begin

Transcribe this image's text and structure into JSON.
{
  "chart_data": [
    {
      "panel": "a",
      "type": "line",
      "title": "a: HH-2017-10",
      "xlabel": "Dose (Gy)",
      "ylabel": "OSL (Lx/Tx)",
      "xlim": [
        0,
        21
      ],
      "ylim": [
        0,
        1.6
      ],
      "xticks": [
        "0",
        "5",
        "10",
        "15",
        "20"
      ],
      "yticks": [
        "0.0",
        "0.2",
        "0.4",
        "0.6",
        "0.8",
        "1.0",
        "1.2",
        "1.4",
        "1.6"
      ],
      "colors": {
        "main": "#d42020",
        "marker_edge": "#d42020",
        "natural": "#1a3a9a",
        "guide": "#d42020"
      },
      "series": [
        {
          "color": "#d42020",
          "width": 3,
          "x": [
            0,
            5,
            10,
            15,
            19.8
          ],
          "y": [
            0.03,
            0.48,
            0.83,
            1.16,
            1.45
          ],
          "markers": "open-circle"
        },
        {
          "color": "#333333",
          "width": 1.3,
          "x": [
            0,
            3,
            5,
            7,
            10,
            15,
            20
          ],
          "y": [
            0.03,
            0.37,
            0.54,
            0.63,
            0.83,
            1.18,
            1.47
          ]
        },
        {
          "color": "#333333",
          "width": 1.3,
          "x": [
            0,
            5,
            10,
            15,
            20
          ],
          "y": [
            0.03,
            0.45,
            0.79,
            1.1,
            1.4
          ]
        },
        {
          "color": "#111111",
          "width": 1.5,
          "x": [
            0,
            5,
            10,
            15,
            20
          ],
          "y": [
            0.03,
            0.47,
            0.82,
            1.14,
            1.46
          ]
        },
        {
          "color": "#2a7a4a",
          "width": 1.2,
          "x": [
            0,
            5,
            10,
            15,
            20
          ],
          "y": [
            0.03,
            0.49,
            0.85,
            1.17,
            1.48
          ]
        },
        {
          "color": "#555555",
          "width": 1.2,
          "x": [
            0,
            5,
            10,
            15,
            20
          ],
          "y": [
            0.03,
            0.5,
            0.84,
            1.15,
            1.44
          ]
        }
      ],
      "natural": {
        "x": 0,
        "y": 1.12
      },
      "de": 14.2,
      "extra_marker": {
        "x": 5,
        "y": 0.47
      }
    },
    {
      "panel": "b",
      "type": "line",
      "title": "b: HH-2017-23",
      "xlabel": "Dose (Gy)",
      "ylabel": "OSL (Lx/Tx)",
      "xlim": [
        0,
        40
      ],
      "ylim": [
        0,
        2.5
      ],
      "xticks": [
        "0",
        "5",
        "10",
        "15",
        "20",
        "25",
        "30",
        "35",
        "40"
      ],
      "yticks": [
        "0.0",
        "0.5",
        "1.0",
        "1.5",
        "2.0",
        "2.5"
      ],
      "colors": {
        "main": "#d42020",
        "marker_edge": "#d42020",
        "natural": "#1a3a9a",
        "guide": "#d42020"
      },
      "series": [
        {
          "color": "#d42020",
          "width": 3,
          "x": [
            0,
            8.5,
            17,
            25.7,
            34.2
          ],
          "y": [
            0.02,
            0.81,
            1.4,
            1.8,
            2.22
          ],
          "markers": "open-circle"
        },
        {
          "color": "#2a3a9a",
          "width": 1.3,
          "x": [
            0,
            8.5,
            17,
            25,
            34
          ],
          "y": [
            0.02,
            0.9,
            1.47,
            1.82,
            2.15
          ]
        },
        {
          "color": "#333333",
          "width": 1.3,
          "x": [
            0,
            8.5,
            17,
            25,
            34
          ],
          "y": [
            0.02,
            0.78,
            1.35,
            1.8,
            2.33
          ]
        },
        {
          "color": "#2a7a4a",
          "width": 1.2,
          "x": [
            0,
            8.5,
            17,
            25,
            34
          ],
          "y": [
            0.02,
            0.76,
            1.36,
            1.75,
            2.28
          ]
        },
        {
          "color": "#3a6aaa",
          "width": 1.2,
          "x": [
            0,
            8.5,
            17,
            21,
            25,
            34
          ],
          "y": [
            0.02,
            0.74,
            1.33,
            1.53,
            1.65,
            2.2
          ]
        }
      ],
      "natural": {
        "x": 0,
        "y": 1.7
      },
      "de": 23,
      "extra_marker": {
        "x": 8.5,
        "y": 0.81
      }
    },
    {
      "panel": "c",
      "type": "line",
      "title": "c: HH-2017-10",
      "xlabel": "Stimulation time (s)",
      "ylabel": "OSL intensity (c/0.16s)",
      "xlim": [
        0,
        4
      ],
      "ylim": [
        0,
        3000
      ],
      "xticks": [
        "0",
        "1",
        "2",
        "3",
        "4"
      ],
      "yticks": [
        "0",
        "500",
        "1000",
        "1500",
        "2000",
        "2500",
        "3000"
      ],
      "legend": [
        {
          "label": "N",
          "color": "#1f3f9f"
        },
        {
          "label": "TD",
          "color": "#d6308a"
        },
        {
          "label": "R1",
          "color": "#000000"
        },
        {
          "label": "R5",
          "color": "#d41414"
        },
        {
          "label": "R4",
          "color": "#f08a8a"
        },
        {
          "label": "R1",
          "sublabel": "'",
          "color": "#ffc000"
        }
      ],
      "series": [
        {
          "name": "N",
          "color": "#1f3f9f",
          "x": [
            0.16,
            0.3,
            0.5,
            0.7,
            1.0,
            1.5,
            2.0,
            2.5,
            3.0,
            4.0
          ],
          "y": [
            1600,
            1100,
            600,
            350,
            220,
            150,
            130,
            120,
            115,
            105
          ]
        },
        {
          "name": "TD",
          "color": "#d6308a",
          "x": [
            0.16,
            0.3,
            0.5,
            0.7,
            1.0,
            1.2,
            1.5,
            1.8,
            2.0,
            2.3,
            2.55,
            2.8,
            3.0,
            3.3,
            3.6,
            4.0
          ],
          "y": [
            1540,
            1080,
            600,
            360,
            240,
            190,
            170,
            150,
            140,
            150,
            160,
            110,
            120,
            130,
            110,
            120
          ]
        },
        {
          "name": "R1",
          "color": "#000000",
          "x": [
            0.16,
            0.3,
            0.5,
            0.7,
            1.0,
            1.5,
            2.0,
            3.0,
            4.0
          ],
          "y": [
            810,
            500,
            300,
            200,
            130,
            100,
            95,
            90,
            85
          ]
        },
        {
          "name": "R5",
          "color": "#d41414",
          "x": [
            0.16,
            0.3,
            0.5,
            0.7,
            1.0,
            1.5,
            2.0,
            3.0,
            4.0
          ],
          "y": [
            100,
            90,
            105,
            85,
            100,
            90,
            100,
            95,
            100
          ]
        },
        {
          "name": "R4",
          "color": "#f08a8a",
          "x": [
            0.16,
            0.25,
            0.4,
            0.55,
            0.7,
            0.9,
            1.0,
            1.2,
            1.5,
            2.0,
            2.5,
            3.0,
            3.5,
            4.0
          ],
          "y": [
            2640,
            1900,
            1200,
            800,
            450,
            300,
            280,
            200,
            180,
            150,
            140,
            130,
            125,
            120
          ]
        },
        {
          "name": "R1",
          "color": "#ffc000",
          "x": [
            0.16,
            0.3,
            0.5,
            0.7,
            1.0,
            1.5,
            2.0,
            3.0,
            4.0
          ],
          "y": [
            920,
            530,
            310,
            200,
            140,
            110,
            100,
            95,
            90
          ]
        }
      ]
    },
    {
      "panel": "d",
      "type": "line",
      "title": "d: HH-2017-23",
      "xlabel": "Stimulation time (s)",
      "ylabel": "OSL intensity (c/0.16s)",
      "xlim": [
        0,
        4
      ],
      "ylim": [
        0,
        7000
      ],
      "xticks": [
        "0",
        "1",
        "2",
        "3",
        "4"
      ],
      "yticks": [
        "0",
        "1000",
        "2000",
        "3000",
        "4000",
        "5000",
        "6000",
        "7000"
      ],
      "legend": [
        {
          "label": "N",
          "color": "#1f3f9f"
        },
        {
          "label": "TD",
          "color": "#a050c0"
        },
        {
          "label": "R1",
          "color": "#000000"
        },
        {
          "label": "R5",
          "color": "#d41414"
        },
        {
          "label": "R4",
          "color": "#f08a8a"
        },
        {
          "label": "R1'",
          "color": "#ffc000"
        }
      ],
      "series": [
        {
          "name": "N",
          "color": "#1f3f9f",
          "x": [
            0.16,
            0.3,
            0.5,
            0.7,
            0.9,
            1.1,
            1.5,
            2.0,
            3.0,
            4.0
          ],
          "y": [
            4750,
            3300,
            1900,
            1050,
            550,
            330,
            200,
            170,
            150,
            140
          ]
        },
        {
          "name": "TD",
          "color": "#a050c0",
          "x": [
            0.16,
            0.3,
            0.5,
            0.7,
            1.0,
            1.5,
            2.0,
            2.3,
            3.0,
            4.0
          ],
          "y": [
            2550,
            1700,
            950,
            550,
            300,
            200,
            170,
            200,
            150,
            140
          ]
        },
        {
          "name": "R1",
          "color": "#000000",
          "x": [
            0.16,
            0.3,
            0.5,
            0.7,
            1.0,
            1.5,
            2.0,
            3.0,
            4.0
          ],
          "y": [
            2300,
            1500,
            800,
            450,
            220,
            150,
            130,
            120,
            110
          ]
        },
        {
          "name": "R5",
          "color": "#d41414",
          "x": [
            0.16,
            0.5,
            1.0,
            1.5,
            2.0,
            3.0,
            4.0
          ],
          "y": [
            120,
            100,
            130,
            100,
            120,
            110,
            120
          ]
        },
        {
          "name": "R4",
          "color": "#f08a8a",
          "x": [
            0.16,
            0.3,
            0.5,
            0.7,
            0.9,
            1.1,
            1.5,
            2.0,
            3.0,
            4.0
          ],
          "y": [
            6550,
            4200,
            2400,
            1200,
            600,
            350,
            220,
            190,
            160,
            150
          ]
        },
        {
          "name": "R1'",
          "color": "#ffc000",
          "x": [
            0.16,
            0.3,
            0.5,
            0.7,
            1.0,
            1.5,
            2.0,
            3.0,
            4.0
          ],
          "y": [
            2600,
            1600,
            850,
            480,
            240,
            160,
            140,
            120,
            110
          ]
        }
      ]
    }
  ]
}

end

▶ Task goal
Identify the lines above with the word "title". Copy them.

▶ Exercise solution
      "title": "a: HH-2017-10",
      "title": "b: HH-2017-23",
      "title": "c: HH-2017-10",
      "title": "d: HH-2017-23",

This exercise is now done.